*Excerpted text*:
"""
The Targum of Lamentations (TgLam) is an Aramaic rendering of the biblical Book of Lamentations. Like all other targumim, TgLam renders the biblical book into Aramaic while incorporating rabbinic interpretations into the resultant text. TgLam probably originated in the early centuries of the Common Era as a result of Lamentations' use in the liturgical worship of Tisha b’Av, the day commemorating the destruction of Jerusalem. Reference to the use of a targum of Lamentations during Tisha b'Av services appears in the seventh-century text Soferim (42b). The extant versions of TgLam incorporate rabbinic traditions and may date to as late as the eighth century CE. The earliest manuscript of TgLam is Codex Solger MS 1-7.2∫, dated 1291 CE. TgLam's Aramaic mixes elements of eastern and western dialects. There are two primary textual traditions, that of western texts and those of Yemenite provenance.

Content
The targumist faced two theological challenges: the historical reality that Jerusalem and the Lord's Temple had been destroyed not once, but twice (in 586 BCE by the Babylonians and in 70 CE by the Romans), and the text of the Book of Lamentations itself, which challenges God directly. TgLam renders the first four verses of the Hebrew text with an extensive description of the sins of God's people, from Adam and Eve's rebellion to the refusal of the People of Israel to observe the Day of Atonement. The amount of additional material quickly declines so that the book's last three chapters are largely rendered verbatim. Yet when additions are made, they speak either to the deservedness of Israel's punishment or calling Israel back to right worship of God.
"""
*Collected material*:
"""
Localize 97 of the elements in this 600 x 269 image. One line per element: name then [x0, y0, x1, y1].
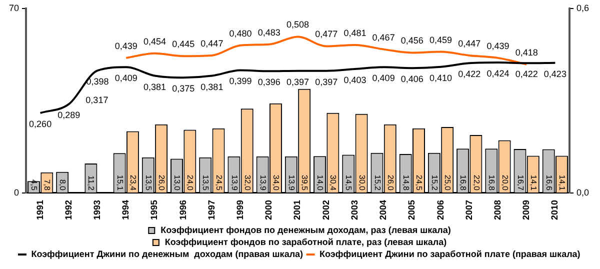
"""
*Problem requirements*: Pick up the passage on the Targum of Lamentations right after its last sentence and keep writing it.

*Exercise answer*:
The targumist's concern to demonstrate Israel's sin and rebellion against God responds to the biblical author's challenge to God's justice in allowing the destruction of Jerusalem and the death and suffering of so many. The targumist addresses this concern by following rabbinic interpretation of the destruction of Jerusalem, systematically demonstrating God's justice in punishing Israel, and showing that repentance and obedience to Torah will enable Israel to be received by God “perfected in the world to come.”

Sources
  Brady, Christian M.M. “Targum Lamentations’ Reading of the Book of Lamentations” (1MB pdf), Doctoral Thesis, Oxford, 2000.
 Brady, Christian M.M. The Rabbinic Targum of Lamentations: Vindicating God (Leiden: Brill, 2003). .
 Sperber, A. The Bible in Aramaic, vol. IVa  (Leiden: Brill, 1968). .
 Brady's English translation of Targum Lamentations.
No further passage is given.